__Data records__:
_ _ _

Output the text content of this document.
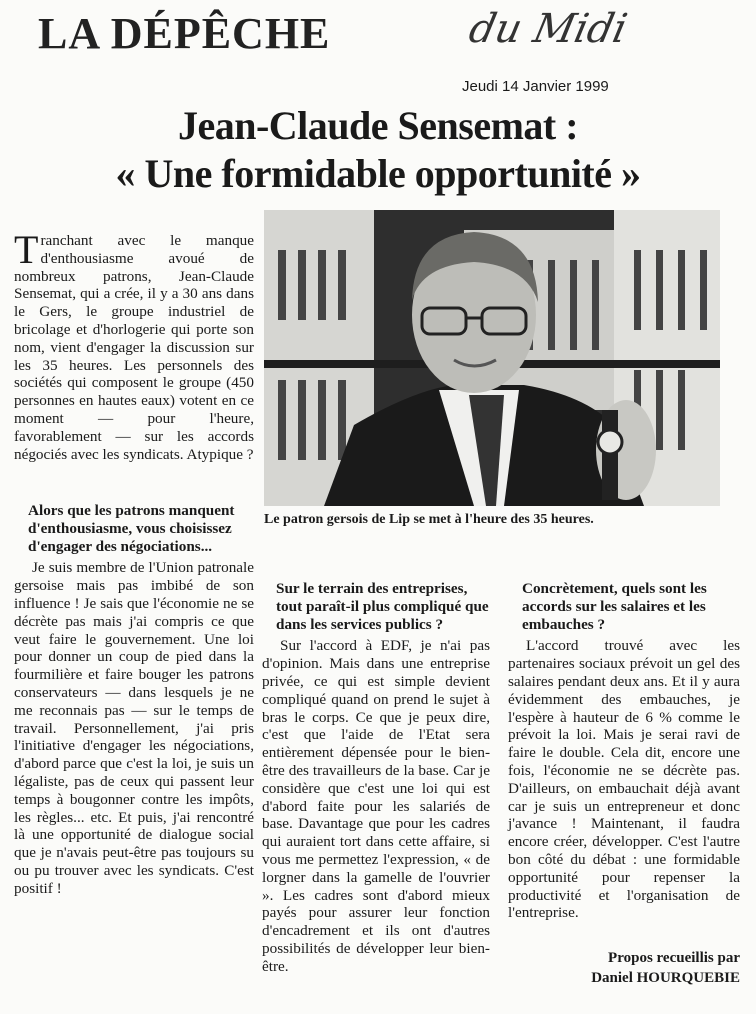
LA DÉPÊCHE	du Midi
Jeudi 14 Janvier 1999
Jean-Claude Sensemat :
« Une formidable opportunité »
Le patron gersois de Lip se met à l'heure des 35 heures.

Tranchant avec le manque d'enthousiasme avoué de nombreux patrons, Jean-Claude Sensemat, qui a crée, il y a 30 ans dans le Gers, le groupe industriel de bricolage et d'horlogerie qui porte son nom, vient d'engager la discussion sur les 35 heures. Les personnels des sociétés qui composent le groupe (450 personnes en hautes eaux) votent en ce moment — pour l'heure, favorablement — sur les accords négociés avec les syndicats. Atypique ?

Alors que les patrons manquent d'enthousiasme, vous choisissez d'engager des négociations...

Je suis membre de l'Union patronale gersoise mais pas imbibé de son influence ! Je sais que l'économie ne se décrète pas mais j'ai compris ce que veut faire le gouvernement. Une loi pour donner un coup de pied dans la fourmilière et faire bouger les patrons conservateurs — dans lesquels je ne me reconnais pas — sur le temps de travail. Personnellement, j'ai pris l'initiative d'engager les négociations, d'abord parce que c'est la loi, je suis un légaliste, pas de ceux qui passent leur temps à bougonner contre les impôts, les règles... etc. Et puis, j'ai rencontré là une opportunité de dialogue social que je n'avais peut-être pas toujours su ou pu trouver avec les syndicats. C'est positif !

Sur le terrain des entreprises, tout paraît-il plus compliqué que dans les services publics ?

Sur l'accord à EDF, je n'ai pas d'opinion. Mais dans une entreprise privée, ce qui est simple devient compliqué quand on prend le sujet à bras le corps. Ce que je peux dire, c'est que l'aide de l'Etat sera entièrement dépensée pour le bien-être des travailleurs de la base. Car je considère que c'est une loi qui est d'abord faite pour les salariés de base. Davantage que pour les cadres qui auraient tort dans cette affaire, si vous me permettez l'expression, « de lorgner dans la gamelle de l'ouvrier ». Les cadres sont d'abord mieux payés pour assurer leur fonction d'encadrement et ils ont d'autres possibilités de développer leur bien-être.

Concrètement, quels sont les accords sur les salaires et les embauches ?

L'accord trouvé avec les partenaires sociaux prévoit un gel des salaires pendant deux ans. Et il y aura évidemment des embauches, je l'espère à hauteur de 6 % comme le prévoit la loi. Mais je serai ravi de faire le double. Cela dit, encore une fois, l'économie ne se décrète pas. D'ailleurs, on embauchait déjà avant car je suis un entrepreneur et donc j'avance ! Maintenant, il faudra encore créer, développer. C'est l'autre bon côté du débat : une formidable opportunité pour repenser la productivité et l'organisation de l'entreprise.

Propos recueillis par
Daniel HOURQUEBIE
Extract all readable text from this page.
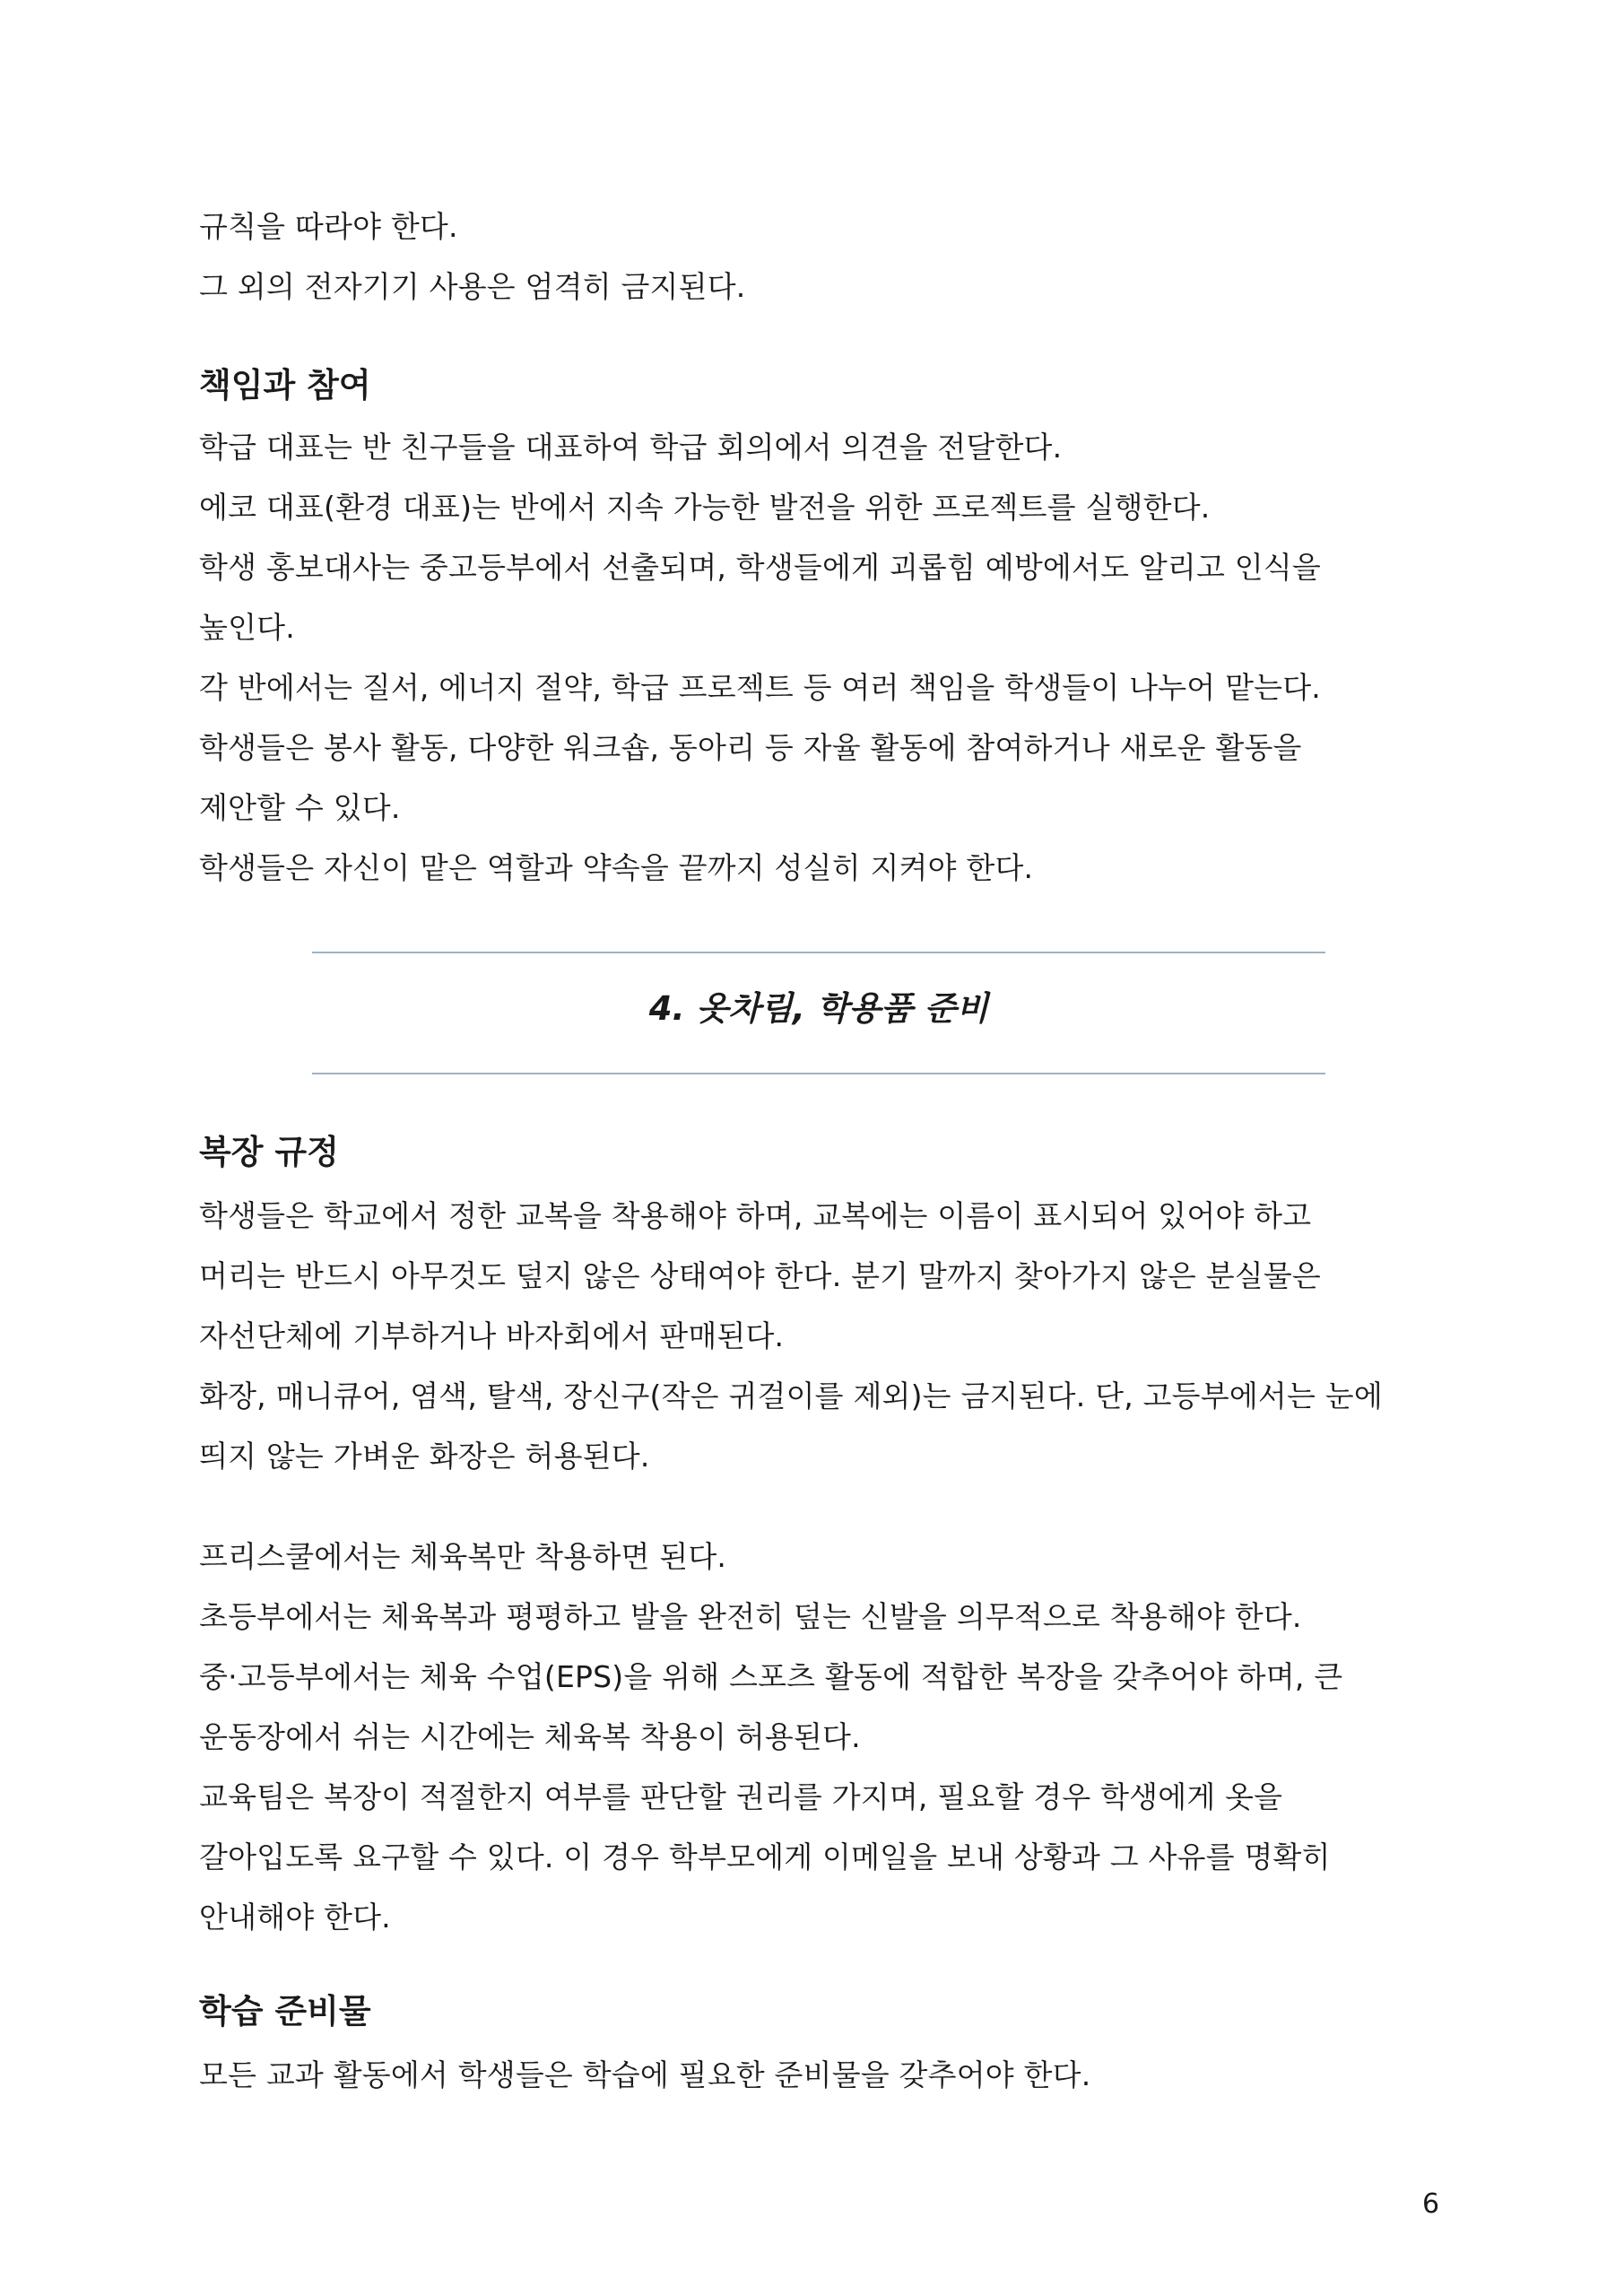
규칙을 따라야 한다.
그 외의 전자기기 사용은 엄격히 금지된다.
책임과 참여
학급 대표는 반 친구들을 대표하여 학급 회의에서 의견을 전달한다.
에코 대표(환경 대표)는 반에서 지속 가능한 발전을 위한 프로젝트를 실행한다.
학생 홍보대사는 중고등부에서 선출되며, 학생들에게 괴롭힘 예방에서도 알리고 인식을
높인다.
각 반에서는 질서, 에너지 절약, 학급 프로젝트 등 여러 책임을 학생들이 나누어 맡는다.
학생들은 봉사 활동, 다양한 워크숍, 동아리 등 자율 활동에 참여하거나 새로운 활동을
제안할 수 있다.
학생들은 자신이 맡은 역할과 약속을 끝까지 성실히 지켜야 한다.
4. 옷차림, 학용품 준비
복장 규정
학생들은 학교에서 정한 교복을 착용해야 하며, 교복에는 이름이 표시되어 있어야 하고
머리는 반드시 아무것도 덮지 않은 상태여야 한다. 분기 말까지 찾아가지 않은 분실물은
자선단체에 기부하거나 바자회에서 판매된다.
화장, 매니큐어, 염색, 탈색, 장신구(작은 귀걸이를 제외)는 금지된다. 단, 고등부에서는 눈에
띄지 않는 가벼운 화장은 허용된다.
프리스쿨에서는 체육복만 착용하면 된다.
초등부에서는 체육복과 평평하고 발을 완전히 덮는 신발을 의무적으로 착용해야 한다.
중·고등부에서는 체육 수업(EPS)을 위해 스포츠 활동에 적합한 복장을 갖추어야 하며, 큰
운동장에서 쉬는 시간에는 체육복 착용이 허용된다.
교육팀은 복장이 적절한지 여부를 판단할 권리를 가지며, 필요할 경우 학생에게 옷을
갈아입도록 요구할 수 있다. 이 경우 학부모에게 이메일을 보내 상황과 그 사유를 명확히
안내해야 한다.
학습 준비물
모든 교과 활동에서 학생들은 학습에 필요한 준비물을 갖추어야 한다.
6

_ _ _

__WORK INSTRUCTIONS__:
Your task is to copy the entries in full and exactly, without any images.

__WRITTEN SOLUTION__:
Output the text content of this document.
LA DÉPÊCHE	du Midi
Jeudi 14 Janvier 1999
Jean-Claude Sensemat :
« Une formidable opportunité »
Le patron gersois de Lip se met à l'heure des 35 heures.

Tranchant avec le manque d'enthousiasme avoué de nombreux patrons, Jean-Claude Sensemat, qui a crée, il y a 30 ans dans le Gers, le groupe industriel de bricolage et d'horlogerie qui porte son nom, vient d'engager la discussion sur les 35 heures. Les personnels des sociétés qui composent le groupe (450 personnes en hautes eaux) votent en ce moment — pour l'heure, favorablement — sur les accords négociés avec les syndicats. Atypique ?

Alors que les patrons manquent d'enthousiasme, vous choisissez d'engager des négociations...

Je suis membre de l'Union patronale gersoise mais pas imbibé de son influence ! Je sais que l'économie ne se décrète pas mais j'ai compris ce que veut faire le gouvernement. Une loi pour donner un coup de pied dans la fourmilière et faire bouger les patrons conservateurs — dans lesquels je ne me reconnais pas — sur le temps de travail. Personnellement, j'ai pris l'initiative d'engager les négociations, d'abord parce que c'est la loi, je suis un légaliste, pas de ceux qui passent leur temps à bougonner contre les impôts, les règles... etc. Et puis, j'ai rencontré là une opportunité de dialogue social que je n'avais peut-être pas toujours su ou pu trouver avec les syndicats. C'est positif !

Sur le terrain des entreprises, tout paraît-il plus compliqué que dans les services publics ?

Sur l'accord à EDF, je n'ai pas d'opinion. Mais dans une entreprise privée, ce qui est simple devient compliqué quand on prend le sujet à bras le corps. Ce que je peux dire, c'est que l'aide de l'Etat sera entièrement dépensée pour le bien-être des travailleurs de la base. Car je considère que c'est une loi qui est d'abord faite pour les salariés de base. Davantage que pour les cadres qui auraient tort dans cette affaire, si vous me permettez l'expression, « de lorgner dans la gamelle de l'ouvrier ». Les cadres sont d'abord mieux payés pour assurer leur fonction d'encadrement et ils ont d'autres possibilités de développer leur bien-être.

Concrètement, quels sont les accords sur les salaires et les embauches ?

L'accord trouvé avec les partenaires sociaux prévoit un gel des salaires pendant deux ans. Et il y aura évidemment des embauches, je l'espère à hauteur de 6 % comme le prévoit la loi. Mais je serai ravi de faire le double. Cela dit, encore une fois, l'économie ne se décrète pas. D'ailleurs, on embauchait déjà avant car je suis un entrepreneur et donc j'avance ! Maintenant, il faudra encore créer, développer. C'est l'autre bon côté du débat : une formidable opportunité pour repenser la productivité et l'organisation de l'entreprise.

Propos recueillis par
Daniel HOURQUEBIE
Extract all readable text from this page.
규칙을 따라야 한다.
그 외의 전자기기 사용은 엄격히 금지된다.
책임과 참여
학급 대표는 반 친구들을 대표하여 학급 회의에서 의견을 전달한다.
에코 대표(환경 대표)는 반에서 지속 가능한 발전을 위한 프로젝트를 실행한다.
학생 홍보대사는 중고등부에서 선출되며, 학생들에게 괴롭힘 예방에서도 알리고 인식을
높인다.
각 반에서는 질서, 에너지 절약, 학급 프로젝트 등 여러 책임을 학생들이 나누어 맡는다.
학생들은 봉사 활동, 다양한 워크숍, 동아리 등 자율 활동에 참여하거나 새로운 활동을
제안할 수 있다.
학생들은 자신이 맡은 역할과 약속을 끝까지 성실히 지켜야 한다.
4. 옷차림, 학용품 준비
복장 규정
학생들은 학교에서 정한 교복을 착용해야 하며, 교복에는 이름이 표시되어 있어야 하고
머리는 반드시 아무것도 덮지 않은 상태여야 한다. 분기 말까지 찾아가지 않은 분실물은
자선단체에 기부하거나 바자회에서 판매된다.
화장, 매니큐어, 염색, 탈색, 장신구(작은 귀걸이를 제외)는 금지된다. 단, 고등부에서는 눈에
띄지 않는 가벼운 화장은 허용된다.
프리스쿨에서는 체육복만 착용하면 된다.
초등부에서는 체육복과 평평하고 발을 완전히 덮는 신발을 의무적으로 착용해야 한다.
중·고등부에서는 체육 수업(EPS)을 위해 스포츠 활동에 적합한 복장을 갖추어야 하며, 큰
운동장에서 쉬는 시간에는 체육복 착용이 허용된다.
교육팀은 복장이 적절한지 여부를 판단할 권리를 가지며, 필요할 경우 학생에게 옷을
갈아입도록 요구할 수 있다. 이 경우 학부모에게 이메일을 보내 상황과 그 사유를 명확히
안내해야 한다.
학습 준비물
모든 교과 활동에서 학생들은 학습에 필요한 준비물을 갖추어야 한다.
6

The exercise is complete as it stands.